== Recorded data ==

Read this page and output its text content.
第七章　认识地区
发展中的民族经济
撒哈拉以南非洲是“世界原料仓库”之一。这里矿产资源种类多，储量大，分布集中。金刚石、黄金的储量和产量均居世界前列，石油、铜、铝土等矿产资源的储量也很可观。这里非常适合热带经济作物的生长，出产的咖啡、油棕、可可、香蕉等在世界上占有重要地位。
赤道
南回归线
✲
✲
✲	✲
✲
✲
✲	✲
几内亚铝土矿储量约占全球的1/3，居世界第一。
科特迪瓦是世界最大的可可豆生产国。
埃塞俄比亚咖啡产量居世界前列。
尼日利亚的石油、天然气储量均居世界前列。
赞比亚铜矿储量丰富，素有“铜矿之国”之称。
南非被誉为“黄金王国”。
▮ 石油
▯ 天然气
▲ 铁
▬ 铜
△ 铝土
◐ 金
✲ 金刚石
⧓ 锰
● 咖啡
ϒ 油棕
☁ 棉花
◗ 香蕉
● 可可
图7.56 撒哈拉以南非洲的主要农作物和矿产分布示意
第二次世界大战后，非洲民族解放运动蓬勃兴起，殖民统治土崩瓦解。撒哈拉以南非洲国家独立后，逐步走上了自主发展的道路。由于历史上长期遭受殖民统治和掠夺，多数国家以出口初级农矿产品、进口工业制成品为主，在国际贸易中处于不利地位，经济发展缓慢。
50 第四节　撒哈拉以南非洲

===

Transcribe the material exactly as it reads.

[Solution to the exercise]
Read this page and output its text content.
第七章　认识地区
发展中的民族经济
撒哈拉以南非洲是“世界原料仓库”之一。这里矿产资源种类多，储量大，分布集中。金刚石、黄金的储量和产量均居世界前列，石油、铜、铝土等矿产资源的储量也很可观。这里非常适合热带经济作物的生长，出产的咖啡、油棕、可可、香蕉等在世界上占有重要地位。
赤道
南回归线
✲
✲
✲	✲
✲
✲
✲	✲
几内亚铝土矿储量约占全球的1/3，居世界第一。
科特迪瓦是世界最大的可可豆生产国。
埃塞俄比亚咖啡产量居世界前列。
尼日利亚的石油、天然气储量均居世界前列。
赞比亚铜矿储量丰富，素有“铜矿之国”之称。
南非被誉为“黄金王国”。
▮ 石油
▯ 天然气
▲ 铁
▬ 铜
△ 铝土
◐ 金
✲ 金刚石
⧓ 锰
● 咖啡
ϒ 油棕
☁ 棉花
◗ 香蕉
● 可可
图7.56 撒哈拉以南非洲的主要农作物和矿产分布示意
第二次世界大战后，非洲民族解放运动蓬勃兴起，殖民统治土崩瓦解。撒哈拉以南非洲国家独立后，逐步走上了自主发展的道路。由于历史上长期遭受殖民统治和掠夺，多数国家以出口初级农矿产品、进口工业制成品为主，在国际贸易中处于不利地位，经济发展缓慢。
50 第四节　撒哈拉以南非洲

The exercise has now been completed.